Task brief | Write the records out again, precisely as they stand.

Provided material |
○ ○ ○

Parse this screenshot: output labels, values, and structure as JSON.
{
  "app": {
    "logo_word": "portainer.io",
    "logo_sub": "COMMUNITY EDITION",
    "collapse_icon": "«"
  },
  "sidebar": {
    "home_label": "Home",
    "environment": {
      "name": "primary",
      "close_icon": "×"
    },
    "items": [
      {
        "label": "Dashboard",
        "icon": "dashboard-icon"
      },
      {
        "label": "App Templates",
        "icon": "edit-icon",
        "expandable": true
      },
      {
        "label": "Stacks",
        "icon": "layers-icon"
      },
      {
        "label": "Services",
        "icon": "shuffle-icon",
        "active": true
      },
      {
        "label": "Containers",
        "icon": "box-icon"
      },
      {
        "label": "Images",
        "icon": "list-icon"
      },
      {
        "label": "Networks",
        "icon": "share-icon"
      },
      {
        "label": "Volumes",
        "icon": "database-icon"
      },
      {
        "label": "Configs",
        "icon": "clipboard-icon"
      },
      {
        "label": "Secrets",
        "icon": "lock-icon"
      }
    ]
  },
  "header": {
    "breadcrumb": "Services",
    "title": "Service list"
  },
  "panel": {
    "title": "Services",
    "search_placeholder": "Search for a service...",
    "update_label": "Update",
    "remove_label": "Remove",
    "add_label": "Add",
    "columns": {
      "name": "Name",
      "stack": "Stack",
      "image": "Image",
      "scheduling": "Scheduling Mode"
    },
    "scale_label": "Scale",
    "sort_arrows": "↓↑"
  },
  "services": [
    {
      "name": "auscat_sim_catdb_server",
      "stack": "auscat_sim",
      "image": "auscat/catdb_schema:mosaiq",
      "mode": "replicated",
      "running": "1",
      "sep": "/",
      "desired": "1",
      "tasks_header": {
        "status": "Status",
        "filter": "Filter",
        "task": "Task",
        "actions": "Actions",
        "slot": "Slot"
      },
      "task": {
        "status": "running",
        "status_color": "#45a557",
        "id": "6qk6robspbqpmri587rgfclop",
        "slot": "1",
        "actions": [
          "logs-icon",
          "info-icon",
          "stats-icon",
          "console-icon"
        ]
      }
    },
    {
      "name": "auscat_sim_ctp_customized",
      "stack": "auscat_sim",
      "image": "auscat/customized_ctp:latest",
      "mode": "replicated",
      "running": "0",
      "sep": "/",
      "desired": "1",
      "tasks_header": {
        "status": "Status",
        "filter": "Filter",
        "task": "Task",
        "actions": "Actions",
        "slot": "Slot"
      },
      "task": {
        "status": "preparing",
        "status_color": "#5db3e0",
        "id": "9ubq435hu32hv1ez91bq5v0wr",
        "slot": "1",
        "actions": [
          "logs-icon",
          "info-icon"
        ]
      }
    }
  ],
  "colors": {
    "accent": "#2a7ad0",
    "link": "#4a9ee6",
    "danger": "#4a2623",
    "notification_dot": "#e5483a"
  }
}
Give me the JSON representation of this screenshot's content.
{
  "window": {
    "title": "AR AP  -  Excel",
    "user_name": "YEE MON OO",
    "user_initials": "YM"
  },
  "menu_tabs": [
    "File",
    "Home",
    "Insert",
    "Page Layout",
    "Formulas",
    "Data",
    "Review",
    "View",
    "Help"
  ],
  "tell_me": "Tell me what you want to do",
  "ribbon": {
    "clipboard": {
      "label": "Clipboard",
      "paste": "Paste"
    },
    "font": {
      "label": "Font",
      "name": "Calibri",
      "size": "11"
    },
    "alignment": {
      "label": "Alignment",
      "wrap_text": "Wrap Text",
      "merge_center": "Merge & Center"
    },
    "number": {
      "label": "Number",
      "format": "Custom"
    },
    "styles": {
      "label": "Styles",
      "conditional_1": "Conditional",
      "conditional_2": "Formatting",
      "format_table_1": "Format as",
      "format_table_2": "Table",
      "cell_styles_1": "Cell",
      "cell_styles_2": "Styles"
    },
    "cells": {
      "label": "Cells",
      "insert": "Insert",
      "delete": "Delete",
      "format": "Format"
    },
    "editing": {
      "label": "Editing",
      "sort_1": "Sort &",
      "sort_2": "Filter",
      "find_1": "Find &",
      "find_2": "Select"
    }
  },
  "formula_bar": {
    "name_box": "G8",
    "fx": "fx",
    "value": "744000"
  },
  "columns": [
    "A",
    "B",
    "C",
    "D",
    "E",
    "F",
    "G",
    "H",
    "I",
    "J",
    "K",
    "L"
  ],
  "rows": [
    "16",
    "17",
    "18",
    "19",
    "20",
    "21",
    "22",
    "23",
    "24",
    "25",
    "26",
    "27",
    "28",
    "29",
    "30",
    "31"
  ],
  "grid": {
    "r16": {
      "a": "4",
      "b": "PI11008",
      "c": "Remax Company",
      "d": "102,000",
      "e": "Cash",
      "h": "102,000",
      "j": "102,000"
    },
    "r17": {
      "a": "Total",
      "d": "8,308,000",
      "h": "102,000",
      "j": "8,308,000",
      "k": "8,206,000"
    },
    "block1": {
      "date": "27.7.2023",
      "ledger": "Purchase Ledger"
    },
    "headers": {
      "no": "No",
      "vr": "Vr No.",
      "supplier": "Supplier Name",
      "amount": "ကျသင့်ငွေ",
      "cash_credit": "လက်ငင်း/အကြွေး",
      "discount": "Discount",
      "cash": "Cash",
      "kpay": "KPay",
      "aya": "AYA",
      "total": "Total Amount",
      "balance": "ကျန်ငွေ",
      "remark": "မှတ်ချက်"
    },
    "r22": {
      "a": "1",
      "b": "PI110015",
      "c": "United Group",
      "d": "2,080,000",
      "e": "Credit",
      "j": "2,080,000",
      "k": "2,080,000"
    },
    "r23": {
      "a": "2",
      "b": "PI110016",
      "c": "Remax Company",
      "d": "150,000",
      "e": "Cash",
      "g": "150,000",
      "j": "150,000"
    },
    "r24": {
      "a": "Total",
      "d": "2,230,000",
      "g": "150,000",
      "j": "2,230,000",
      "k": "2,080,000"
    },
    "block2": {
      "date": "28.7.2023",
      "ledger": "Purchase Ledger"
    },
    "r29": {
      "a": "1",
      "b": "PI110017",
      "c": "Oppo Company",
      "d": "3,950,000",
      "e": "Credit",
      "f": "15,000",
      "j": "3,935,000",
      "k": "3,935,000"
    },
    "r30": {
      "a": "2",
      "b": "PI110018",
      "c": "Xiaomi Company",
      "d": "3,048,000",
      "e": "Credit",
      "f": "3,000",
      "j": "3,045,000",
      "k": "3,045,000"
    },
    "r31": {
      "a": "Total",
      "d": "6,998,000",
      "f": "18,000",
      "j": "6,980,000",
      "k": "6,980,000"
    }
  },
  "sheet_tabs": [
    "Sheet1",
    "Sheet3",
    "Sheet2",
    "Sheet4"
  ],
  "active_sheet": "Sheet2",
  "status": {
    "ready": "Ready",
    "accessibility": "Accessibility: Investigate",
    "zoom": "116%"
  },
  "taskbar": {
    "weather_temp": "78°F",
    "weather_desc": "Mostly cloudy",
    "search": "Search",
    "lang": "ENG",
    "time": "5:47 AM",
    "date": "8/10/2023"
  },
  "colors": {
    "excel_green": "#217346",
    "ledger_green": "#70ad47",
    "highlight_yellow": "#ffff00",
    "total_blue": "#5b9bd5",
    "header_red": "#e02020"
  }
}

○ ○ ○

Solution to the problem |
Parse this screenshot: output labels, values, and structure as JSON.
{
  "app": {
    "logo_word": "portainer.io",
    "logo_sub": "COMMUNITY EDITION",
    "collapse_icon": "«"
  },
  "sidebar": {
    "home_label": "Home",
    "environment": {
      "name": "primary",
      "close_icon": "×"
    },
    "items": [
      {
        "label": "Dashboard",
        "icon": "dashboard-icon"
      },
      {
        "label": "App Templates",
        "icon": "edit-icon",
        "expandable": true
      },
      {
        "label": "Stacks",
        "icon": "layers-icon"
      },
      {
        "label": "Services",
        "icon": "shuffle-icon",
        "active": true
      },
      {
        "label": "Containers",
        "icon": "box-icon"
      },
      {
        "label": "Images",
        "icon": "list-icon"
      },
      {
        "label": "Networks",
        "icon": "share-icon"
      },
      {
        "label": "Volumes",
        "icon": "database-icon"
      },
      {
        "label": "Configs",
        "icon": "clipboard-icon"
      },
      {
        "label": "Secrets",
        "icon": "lock-icon"
      }
    ]
  },
  "header": {
    "breadcrumb": "Services",
    "title": "Service list"
  },
  "panel": {
    "title": "Services",
    "search_placeholder": "Search for a service...",
    "update_label": "Update",
    "remove_label": "Remove",
    "add_label": "Add",
    "columns": {
      "name": "Name",
      "stack": "Stack",
      "image": "Image",
      "scheduling": "Scheduling Mode"
    },
    "scale_label": "Scale",
    "sort_arrows": "↓↑"
  },
  "services": [
    {
      "name": "auscat_sim_catdb_server",
      "stack": "auscat_sim",
      "image": "auscat/catdb_schema:mosaiq",
      "mode": "replicated",
      "running": "1",
      "sep": "/",
      "desired": "1",
      "tasks_header": {
        "status": "Status",
        "filter": "Filter",
        "task": "Task",
        "actions": "Actions",
        "slot": "Slot"
      },
      "task": {
        "status": "running",
        "status_color": "#45a557",
        "id": "6qk6robspbqpmri587rgfclop",
        "slot": "1",
        "actions": [
          "logs-icon",
          "info-icon",
          "stats-icon",
          "console-icon"
        ]
      }
    },
    {
      "name": "auscat_sim_ctp_customized",
      "stack": "auscat_sim",
      "image": "auscat/customized_ctp:latest",
      "mode": "replicated",
      "running": "0",
      "sep": "/",
      "desired": "1",
      "tasks_header": {
        "status": "Status",
        "filter": "Filter",
        "task": "Task",
        "actions": "Actions",
        "slot": "Slot"
      },
      "task": {
        "status": "preparing",
        "status_color": "#5db3e0",
        "id": "9ubq435hu32hv1ez91bq5v0wr",
        "slot": "1",
        "actions": [
          "logs-icon",
          "info-icon"
        ]
      }
    }
  ],
  "colors": {
    "accent": "#2a7ad0",
    "link": "#4a9ee6",
    "danger": "#4a2623",
    "notification_dot": "#e5483a"
  }
}
Give me the JSON representation of this screenshot's content.
{
  "window": {
    "title": "AR AP  -  Excel",
    "user_name": "YEE MON OO",
    "user_initials": "YM"
  },
  "menu_tabs": [
    "File",
    "Home",
    "Insert",
    "Page Layout",
    "Formulas",
    "Data",
    "Review",
    "View",
    "Help"
  ],
  "tell_me": "Tell me what you want to do",
  "ribbon": {
    "clipboard": {
      "label": "Clipboard",
      "paste": "Paste"
    },
    "font": {
      "label": "Font",
      "name": "Calibri",
      "size": "11"
    },
    "alignment": {
      "label": "Alignment",
      "wrap_text": "Wrap Text",
      "merge_center": "Merge & Center"
    },
    "number": {
      "label": "Number",
      "format": "Custom"
    },
    "styles": {
      "label": "Styles",
      "conditional_1": "Conditional",
      "conditional_2": "Formatting",
      "format_table_1": "Format as",
      "format_table_2": "Table",
      "cell_styles_1": "Cell",
      "cell_styles_2": "Styles"
    },
    "cells": {
      "label": "Cells",
      "insert": "Insert",
      "delete": "Delete",
      "format": "Format"
    },
    "editing": {
      "label": "Editing",
      "sort_1": "Sort &",
      "sort_2": "Filter",
      "find_1": "Find &",
      "find_2": "Select"
    }
  },
  "formula_bar": {
    "name_box": "G8",
    "fx": "fx",
    "value": "744000"
  },
  "columns": [
    "A",
    "B",
    "C",
    "D",
    "E",
    "F",
    "G",
    "H",
    "I",
    "J",
    "K",
    "L"
  ],
  "rows": [
    "16",
    "17",
    "18",
    "19",
    "20",
    "21",
    "22",
    "23",
    "24",
    "25",
    "26",
    "27",
    "28",
    "29",
    "30",
    "31"
  ],
  "grid": {
    "r16": {
      "a": "4",
      "b": "PI11008",
      "c": "Remax Company",
      "d": "102,000",
      "e": "Cash",
      "h": "102,000",
      "j": "102,000"
    },
    "r17": {
      "a": "Total",
      "d": "8,308,000",
      "h": "102,000",
      "j": "8,308,000",
      "k": "8,206,000"
    },
    "block1": {
      "date": "27.7.2023",
      "ledger": "Purchase Ledger"
    },
    "headers": {
      "no": "No",
      "vr": "Vr No.",
      "supplier": "Supplier Name",
      "amount": "ကျသင့်ငွေ",
      "cash_credit": "လက်ငင်း/အကြွေး",
      "discount": "Discount",
      "cash": "Cash",
      "kpay": "KPay",
      "aya": "AYA",
      "total": "Total Amount",
      "balance": "ကျန်ငွေ",
      "remark": "မှတ်ချက်"
    },
    "r22": {
      "a": "1",
      "b": "PI110015",
      "c": "United Group",
      "d": "2,080,000",
      "e": "Credit",
      "j": "2,080,000",
      "k": "2,080,000"
    },
    "r23": {
      "a": "2",
      "b": "PI110016",
      "c": "Remax Company",
      "d": "150,000",
      "e": "Cash",
      "g": "150,000",
      "j": "150,000"
    },
    "r24": {
      "a": "Total",
      "d": "2,230,000",
      "g": "150,000",
      "j": "2,230,000",
      "k": "2,080,000"
    },
    "block2": {
      "date": "28.7.2023",
      "ledger": "Purchase Ledger"
    },
    "r29": {
      "a": "1",
      "b": "PI110017",
      "c": "Oppo Company",
      "d": "3,950,000",
      "e": "Credit",
      "f": "15,000",
      "j": "3,935,000",
      "k": "3,935,000"
    },
    "r30": {
      "a": "2",
      "b": "PI110018",
      "c": "Xiaomi Company",
      "d": "3,048,000",
      "e": "Credit",
      "f": "3,000",
      "j": "3,045,000",
      "k": "3,045,000"
    },
    "r31": {
      "a": "Total",
      "d": "6,998,000",
      "f": "18,000",
      "j": "6,980,000",
      "k": "6,980,000"
    }
  },
  "sheet_tabs": [
    "Sheet1",
    "Sheet3",
    "Sheet2",
    "Sheet4"
  ],
  "active_sheet": "Sheet2",
  "status": {
    "ready": "Ready",
    "accessibility": "Accessibility: Investigate",
    "zoom": "116%"
  },
  "taskbar": {
    "weather_temp": "78°F",
    "weather_desc": "Mostly cloudy",
    "search": "Search",
    "lang": "ENG",
    "time": "5:47 AM",
    "date": "8/10/2023"
  },
  "colors": {
    "excel_green": "#217346",
    "ledger_green": "#70ad47",
    "highlight_yellow": "#ffff00",
    "total_blue": "#5b9bd5",
    "header_red": "#e02020"
  }
}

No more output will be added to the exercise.